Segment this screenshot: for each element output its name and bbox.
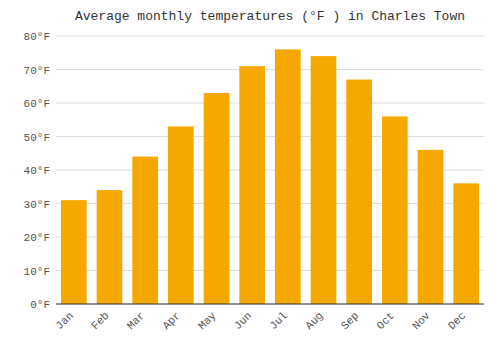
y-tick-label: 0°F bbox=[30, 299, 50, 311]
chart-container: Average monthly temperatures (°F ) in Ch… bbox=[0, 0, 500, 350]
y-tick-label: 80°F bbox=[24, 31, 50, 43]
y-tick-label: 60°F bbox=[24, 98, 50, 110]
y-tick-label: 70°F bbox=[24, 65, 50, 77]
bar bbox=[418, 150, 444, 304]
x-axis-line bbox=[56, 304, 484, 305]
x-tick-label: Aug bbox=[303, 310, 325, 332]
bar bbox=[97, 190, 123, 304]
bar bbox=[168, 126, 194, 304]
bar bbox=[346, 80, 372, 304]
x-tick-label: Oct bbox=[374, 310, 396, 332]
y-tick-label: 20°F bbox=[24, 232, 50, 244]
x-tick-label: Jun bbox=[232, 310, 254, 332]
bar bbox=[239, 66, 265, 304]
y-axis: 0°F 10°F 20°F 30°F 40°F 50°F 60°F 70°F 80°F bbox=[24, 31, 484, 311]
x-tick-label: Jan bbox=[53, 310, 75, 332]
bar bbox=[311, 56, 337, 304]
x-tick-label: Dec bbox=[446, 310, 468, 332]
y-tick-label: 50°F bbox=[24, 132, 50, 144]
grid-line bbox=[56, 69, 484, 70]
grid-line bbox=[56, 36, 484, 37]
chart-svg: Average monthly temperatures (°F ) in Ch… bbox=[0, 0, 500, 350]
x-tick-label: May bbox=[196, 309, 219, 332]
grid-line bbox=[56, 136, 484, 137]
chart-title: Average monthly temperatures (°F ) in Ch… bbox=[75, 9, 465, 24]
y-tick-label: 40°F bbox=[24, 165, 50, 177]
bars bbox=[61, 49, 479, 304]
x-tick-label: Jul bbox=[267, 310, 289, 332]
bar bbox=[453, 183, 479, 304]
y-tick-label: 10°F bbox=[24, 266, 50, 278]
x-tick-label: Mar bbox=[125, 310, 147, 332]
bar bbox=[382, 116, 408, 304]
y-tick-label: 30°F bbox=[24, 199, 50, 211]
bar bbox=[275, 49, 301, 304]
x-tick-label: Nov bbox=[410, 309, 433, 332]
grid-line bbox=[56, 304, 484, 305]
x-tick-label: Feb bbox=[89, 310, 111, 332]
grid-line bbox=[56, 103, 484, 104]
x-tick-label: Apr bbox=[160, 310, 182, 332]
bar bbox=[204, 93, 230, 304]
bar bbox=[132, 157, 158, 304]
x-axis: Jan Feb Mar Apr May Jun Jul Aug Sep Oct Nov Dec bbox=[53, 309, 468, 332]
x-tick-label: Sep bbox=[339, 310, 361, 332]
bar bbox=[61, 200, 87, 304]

§ EXERCISE DETAILS
Put every line of the row above into a numbered list, omitting any blank lines. Leave the picture out.

§ FULL ANSWER
1. Segment this screenshot: for each element output its name and bbox.
2. y-tick-label: 0°F bbox=[30, 299, 50, 311]
3. chart-container: Average monthly temperatures (°F ) in Ch… bbox=[0, 0, 500, 350]
4. y-tick-label: 80°F bbox=[24, 31, 50, 43]
5. y-tick-label: 60°F bbox=[24, 98, 50, 110]
6. y-tick-label: 70°F bbox=[24, 65, 50, 77]
7. bar bbox=[418, 150, 444, 304]
8. x-axis-line bbox=[56, 304, 484, 305]
9. x-tick-label: Aug bbox=[303, 310, 325, 332]
10. bar bbox=[97, 190, 123, 304]
11. bar bbox=[168, 126, 194, 304]
12. bar bbox=[346, 80, 372, 304]
13. x-tick-label: Oct bbox=[374, 310, 396, 332]
14. y-tick-label: 20°F bbox=[24, 232, 50, 244]
15. x-tick-label: Jun bbox=[232, 310, 254, 332]
16. bar bbox=[239, 66, 265, 304]
17. y-axis: 0°F 10°F 20°F 30°F 40°F 50°F 60°F 70°F 80°F bbox=[24, 31, 484, 311]
18. x-tick-label: Jan bbox=[53, 310, 75, 332]
19. bar bbox=[311, 56, 337, 304]
20. x-tick-label: Dec bbox=[446, 310, 468, 332]
21. y-tick-label: 50°F bbox=[24, 132, 50, 144]
22. grid-line bbox=[56, 69, 484, 70]
23. grid-line bbox=[56, 36, 484, 37]
24. chart-svg: Average monthly temperatures (°F ) in Ch… bbox=[0, 0, 500, 350]
25. x-tick-label: May bbox=[196, 309, 219, 332]
26. grid-line bbox=[56, 136, 484, 137]
27. chart-title: Average monthly temperatures (°F ) in Ch… bbox=[75, 9, 465, 24]
28. y-tick-label: 40°F bbox=[24, 165, 50, 177]
29. bars bbox=[61, 49, 479, 304]
30. x-tick-label: Jul bbox=[267, 310, 289, 332]
31. bar bbox=[453, 183, 479, 304]
32. y-tick-label: 10°F bbox=[24, 266, 50, 278]
33. x-tick-label: Mar bbox=[125, 310, 147, 332]
34. bar bbox=[382, 116, 408, 304]
35. y-tick-label: 30°F bbox=[24, 199, 50, 211]
36. bar bbox=[275, 49, 301, 304]
37. x-tick-label: Nov bbox=[410, 309, 433, 332]
38. grid-line bbox=[56, 304, 484, 305]
39. x-tick-label: Feb bbox=[89, 310, 111, 332]
40. grid-line bbox=[56, 103, 484, 104]
41. x-tick-label: Apr bbox=[160, 310, 182, 332]
42. bar bbox=[204, 93, 230, 304]
43. bar bbox=[132, 157, 158, 304]
44. x-axis: Jan Feb Mar Apr May Jun Jul Aug Sep Oct Nov Dec bbox=[53, 309, 468, 332]
45. x-tick-label: Sep bbox=[339, 310, 361, 332]
46. bar bbox=[61, 200, 87, 304]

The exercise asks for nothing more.